━━━ Page excerpt ━━━
# How to find values that make a matrix solvable and unsolvable?

I need to find two more $$b$$'s other than $$b=(2,5,7)$$, such that the equation can be solved and two more such that the equation can't be solved. $$u\begin{bmatrix}1\\2\\3\end{bmatrix}+v\begin{bmatrix}1\\0\\1\end{bmatrix}+w\begin{bmatrix}1\\3\\4\end{bmatrix}=b$$ How do I find those values? What should I do to find both, values of b that make the system solvable and values that make the system unsolvable?

I tried to set $$b$$ as $$(b_1,b_2,b_3)$$, but I ended up with this matrix: $$\left[\begin{array}{l}1&1&1&b_1\\0&2&-1&2b_1-b_2\\0&0&0&b_1-b_3+b_2\end{array}\right]$$ Sorry if it is something obvious, I'm knew with linear algebra.

• You're almost there. The last step is to use the row echelon form matrix you computed to the see if you can pick values of $b_1,b_2,b_3$ so that you do or don't have solutions. For instance, if $b_1=b_2=0$ and $b_3=1$ can you have a solution? Commented Jan 26, 2019 at 0:32
• So I just need to give random values to$b_1$,$b_2$ and $b_3$? And if $b_1=b_2$ and $b_3=1$, I think that there is no solution, because in the last row there will be a 0=-1, right? Commented Jan 26, 2019 at 0:43
• Exactly! The problem is asking you to find some values of $b$ where there is a solution, and some where there isn't. Commented Jan 26, 2019 at 0:46

After you apply your row reduction, look at the last row of your matrix.
━━━ Records provided ━━━
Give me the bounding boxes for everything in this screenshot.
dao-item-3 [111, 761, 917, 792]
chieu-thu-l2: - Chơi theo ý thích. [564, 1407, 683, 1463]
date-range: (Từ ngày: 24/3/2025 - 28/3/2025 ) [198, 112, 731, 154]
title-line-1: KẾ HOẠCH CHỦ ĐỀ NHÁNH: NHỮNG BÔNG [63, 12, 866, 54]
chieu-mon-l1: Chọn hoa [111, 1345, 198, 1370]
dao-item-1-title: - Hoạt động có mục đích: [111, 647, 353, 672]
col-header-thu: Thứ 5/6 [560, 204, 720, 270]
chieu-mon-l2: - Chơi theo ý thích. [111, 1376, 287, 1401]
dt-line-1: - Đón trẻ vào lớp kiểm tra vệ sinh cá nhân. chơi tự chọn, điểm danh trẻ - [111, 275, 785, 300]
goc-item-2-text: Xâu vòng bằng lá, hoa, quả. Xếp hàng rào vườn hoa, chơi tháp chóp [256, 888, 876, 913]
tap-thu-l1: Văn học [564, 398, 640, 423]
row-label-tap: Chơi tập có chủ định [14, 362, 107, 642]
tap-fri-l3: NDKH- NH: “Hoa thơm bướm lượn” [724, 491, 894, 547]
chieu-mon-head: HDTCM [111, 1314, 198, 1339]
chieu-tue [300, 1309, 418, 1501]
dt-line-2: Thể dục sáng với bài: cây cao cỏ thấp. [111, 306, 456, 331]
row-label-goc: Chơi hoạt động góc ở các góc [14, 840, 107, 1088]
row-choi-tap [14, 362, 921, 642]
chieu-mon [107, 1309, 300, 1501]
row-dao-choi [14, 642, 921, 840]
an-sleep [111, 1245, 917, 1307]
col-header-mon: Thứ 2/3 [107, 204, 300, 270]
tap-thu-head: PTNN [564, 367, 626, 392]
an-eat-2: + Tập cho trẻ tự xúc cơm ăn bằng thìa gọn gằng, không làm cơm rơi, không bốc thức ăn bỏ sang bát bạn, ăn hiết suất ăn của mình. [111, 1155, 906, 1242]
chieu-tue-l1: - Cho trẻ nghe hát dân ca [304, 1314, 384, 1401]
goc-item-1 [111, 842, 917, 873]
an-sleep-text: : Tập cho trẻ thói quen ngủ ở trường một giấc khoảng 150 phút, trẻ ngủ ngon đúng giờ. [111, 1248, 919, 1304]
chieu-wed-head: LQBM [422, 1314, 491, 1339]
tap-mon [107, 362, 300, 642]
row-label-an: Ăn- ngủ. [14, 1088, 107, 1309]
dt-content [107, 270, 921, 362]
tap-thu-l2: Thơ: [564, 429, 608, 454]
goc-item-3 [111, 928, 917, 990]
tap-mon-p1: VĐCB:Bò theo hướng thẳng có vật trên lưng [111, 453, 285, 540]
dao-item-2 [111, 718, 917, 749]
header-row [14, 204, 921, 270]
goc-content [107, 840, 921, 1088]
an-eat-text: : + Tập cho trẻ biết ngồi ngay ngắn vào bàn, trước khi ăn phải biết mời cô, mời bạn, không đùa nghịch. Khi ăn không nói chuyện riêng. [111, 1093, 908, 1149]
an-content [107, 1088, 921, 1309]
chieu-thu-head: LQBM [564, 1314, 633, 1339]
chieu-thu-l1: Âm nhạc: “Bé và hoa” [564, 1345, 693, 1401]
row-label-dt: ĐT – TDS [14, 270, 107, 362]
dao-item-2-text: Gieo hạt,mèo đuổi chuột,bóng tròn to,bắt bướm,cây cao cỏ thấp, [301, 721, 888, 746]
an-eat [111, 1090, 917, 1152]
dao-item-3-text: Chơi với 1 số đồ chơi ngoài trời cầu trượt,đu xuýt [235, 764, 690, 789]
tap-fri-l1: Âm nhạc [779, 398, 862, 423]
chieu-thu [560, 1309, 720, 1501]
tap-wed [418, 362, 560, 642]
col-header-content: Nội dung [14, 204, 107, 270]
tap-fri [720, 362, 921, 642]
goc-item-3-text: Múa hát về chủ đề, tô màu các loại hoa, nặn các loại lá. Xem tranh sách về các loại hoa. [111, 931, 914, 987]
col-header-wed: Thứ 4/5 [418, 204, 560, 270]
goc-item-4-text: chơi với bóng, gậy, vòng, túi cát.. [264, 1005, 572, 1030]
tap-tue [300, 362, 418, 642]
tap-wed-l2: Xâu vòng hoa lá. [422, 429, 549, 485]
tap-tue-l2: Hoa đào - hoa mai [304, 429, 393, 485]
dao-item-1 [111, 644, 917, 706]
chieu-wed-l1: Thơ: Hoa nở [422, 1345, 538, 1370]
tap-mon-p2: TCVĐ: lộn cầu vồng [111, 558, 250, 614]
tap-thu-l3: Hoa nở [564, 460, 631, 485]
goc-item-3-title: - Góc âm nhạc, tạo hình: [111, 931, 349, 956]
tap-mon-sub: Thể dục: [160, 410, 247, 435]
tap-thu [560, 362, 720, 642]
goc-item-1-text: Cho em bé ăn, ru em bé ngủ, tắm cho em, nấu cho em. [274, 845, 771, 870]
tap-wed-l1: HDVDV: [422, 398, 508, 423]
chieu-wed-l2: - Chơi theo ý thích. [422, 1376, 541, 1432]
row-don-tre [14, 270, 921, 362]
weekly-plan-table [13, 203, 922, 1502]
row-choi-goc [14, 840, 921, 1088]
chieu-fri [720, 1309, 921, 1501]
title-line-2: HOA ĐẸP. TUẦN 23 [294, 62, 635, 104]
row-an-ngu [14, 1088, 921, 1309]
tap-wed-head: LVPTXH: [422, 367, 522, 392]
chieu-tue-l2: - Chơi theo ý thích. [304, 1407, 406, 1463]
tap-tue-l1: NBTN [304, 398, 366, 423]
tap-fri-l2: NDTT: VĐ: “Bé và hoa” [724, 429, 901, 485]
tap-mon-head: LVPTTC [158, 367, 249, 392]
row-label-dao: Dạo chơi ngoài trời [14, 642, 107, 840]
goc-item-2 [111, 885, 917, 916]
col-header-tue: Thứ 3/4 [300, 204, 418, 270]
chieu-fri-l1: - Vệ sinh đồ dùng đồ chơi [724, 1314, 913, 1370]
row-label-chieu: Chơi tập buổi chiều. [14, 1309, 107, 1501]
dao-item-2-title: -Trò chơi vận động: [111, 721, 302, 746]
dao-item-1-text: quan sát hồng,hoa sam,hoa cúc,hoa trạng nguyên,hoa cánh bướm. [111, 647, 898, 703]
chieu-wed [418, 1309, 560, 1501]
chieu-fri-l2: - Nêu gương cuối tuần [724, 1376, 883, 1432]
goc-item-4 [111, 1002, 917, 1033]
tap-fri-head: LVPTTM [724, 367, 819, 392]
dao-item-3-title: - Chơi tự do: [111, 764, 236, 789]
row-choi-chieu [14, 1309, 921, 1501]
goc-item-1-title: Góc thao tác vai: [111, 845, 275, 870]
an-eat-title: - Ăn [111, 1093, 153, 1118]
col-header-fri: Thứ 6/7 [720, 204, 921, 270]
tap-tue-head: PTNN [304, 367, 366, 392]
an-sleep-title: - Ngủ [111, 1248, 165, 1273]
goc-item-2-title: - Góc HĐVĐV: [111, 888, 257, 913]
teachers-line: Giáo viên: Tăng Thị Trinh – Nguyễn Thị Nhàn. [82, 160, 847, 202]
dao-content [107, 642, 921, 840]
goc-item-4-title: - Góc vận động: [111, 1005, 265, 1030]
━━━
> **Set tasks**:
[1] In the forum thread on matrix solvability, which value of b is already given as one for which the equation can be solved?
[2] Switch "equation" to "vector equation" and write out the forum thread on matrix solvability again, covering everything from "# How to find" down to "the system unsolvable?".
[3] Resume the forum thread on making a matrix system solvable, picking up right after its final sentence.
The lines have no connection to the forum thread on matrix solvability.

> **Response list**:
[1] b = (2, 5, 7)

[2]
# How to find values that make a matrix solvable and unsolvable?

I need to find two more $$b$$'s other than $$b=(2,5,7)$$, such that the vector equation can be solved and two more such that the vector equation can't be solved. $$u\begin{bmatrix}1\\2\\3\end{bmatrix}+v\begin{bmatrix}1\\0\\1\end{bmatrix}+w\begin{bmatrix}1\\3\\4\end{bmatrix}=b$$ How do I find those values? What should I do to find both, values of b that make the system solvable and values that make the system unsolvable?

[3]
It shows you that

$$0u + 0v + 0 w = b_1 - b_3 + b_2$$

This is only possible if $$b_1 - b_3 + b_2 = 0$$

So if you choose $$b_1, b_2, b_3$$ that satisfy this condition, your matrix has a solution (in this case infinite), otherwise it has no solutions.

for example if $$b = (2, 5, 7)$$ as you suggested, then it is solvable because $$2 - 7 + 5 = 0$$

Since you are new to linear algebra I did not mention determinants, dimensions, ranks etc. You don't need them in this case, just recall how a matrix represents a system of equations.

• Thanks! After reading you answer I was able to find the solution. Commented Jan 27, 2019 at 0:34

You can compute $$\det \left(\begin{matrix} 1 & 1 & 1 \\ 2 & 0 & 3 \\ 3 & 1 & 4 \end{matrix} \right) = 9+2-3-8=0$$ which means the three vectors $$(1,2,3), (1,0,1), (1,3,4)$$ are linearly dependent. However the first two are linearly independent, so they generate a plane in $$\mathbb{R}^3$$ which contains $$(1,3,4)$$. The plane is $$t(1,2,3)+s(1,0,1) = (t+s,2t,3t+s)$$ which you can write in Cartesian coordinates as follows: define $$x,y,z$$ so that $$\begin{cases} x = t+s \\ y = 2t \\ z = 3t+s. \end{cases}$$ Hence $$x+y-z=0$$, and this is the Cartesian equation of your plane. So every $$b=(x,y,z)$$ satisfying this equation works. Notice that your $$b = (2,5,7)$$ works, and also $$b=(0,0,0)$$ is a trivial choice - which just means that $$(1,3,4)$$ can be expressed as a linear combination of the first two vectors, as we know. The $$b$$'s which do not lie on this plane do not work, e.g. $$b=(2,5,8)$$.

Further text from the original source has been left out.